Sample space $(S)=x+5$
$
n(S)=x+5
$

Let $A$ be the event of drawing a black ball
$
\begin{aligned}
& n ( A )= x \\
& P ( A )=\frac{ n ( A )}{ n ( S )}=\frac{x}{x+5}
\end{aligned}
$

Let $B$ be the event of getting a white ball
$
\begin{aligned}
& n ( B )=5 \\
& P ( B )=\frac{ n ( B )}{ n ( S )}=\frac{5}{x+5}
\end{aligned}
$

By the given condition,
$
\begin{aligned}
& \frac{x}{x+5}=2 \times\left(\frac{5}{x+5}\right) \\
& \Rightarrow \frac{x}{x+5}=\left(\frac{10}{x+5}\right)

Bounding box prediction data:
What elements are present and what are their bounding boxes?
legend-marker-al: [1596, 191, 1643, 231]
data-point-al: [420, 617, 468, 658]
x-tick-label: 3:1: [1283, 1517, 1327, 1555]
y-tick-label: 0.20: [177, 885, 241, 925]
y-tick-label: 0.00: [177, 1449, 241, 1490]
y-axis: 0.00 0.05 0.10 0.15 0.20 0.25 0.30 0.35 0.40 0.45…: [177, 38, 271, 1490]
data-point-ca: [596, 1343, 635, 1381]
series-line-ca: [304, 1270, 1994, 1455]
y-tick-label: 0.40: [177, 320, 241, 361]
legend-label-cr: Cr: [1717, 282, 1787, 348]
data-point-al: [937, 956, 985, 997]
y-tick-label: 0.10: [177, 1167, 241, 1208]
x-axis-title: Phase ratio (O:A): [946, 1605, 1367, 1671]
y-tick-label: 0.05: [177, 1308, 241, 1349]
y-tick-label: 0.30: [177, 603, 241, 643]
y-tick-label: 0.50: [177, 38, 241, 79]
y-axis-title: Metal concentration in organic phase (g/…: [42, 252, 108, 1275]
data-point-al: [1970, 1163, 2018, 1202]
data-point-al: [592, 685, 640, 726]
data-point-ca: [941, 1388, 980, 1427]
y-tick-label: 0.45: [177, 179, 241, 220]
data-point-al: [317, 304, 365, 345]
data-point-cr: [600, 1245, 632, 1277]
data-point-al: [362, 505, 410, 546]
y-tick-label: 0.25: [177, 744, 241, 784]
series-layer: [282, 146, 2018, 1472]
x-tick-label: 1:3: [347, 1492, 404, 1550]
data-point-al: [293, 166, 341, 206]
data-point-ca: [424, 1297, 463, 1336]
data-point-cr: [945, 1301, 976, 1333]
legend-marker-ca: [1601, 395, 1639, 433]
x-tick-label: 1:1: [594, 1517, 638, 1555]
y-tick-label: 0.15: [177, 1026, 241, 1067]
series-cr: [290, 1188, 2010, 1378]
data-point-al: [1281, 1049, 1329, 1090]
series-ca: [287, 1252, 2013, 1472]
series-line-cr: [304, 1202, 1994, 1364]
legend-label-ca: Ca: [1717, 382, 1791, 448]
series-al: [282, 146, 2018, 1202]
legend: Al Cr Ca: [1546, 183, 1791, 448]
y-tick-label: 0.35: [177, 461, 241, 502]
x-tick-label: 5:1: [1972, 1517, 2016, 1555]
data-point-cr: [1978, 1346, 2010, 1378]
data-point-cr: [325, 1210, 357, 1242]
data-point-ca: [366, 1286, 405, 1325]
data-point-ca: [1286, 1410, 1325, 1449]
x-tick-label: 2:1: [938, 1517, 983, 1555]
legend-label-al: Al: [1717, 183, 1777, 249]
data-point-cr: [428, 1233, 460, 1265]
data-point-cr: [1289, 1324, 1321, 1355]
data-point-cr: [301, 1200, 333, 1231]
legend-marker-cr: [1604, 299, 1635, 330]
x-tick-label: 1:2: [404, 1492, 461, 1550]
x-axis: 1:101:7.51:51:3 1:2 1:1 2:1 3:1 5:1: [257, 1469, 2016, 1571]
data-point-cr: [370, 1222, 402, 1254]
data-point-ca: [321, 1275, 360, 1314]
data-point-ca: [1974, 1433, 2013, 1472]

Actions to take:
A – Summarize the probability solution in two sentences.
B – In the probability solution, what is n(B) for the event of getting a white ball?
C – Pick up the probability solution after its last line and carry it on.

Exercise answers:
A – The sample space has n(S) = x + 5, so drawing a black ball has probability x/(x + 5) and getting a white ball has probability 5/(x + 5). By the given condition, x/(x + 5) is set equal to 2 × 5/(x + 5), which becomes x/(x + 5) = 10/(x + 5).

B – n(B) = 5.

C –
\end{aligned}
$

$
\begin{aligned}
& \Rightarrow 10 x+50=x^2+5 x \\
& \Rightarrow x^2+5 x-10 x-50=0 \\
& \Rightarrow x^2-5 x-50=0 \\
& \Rightarrow(x-10)(x+5)=0 \\
& \Rightarrow x=10 \text { or } x=-5
\end{aligned}
$
Number of balls will not be negative.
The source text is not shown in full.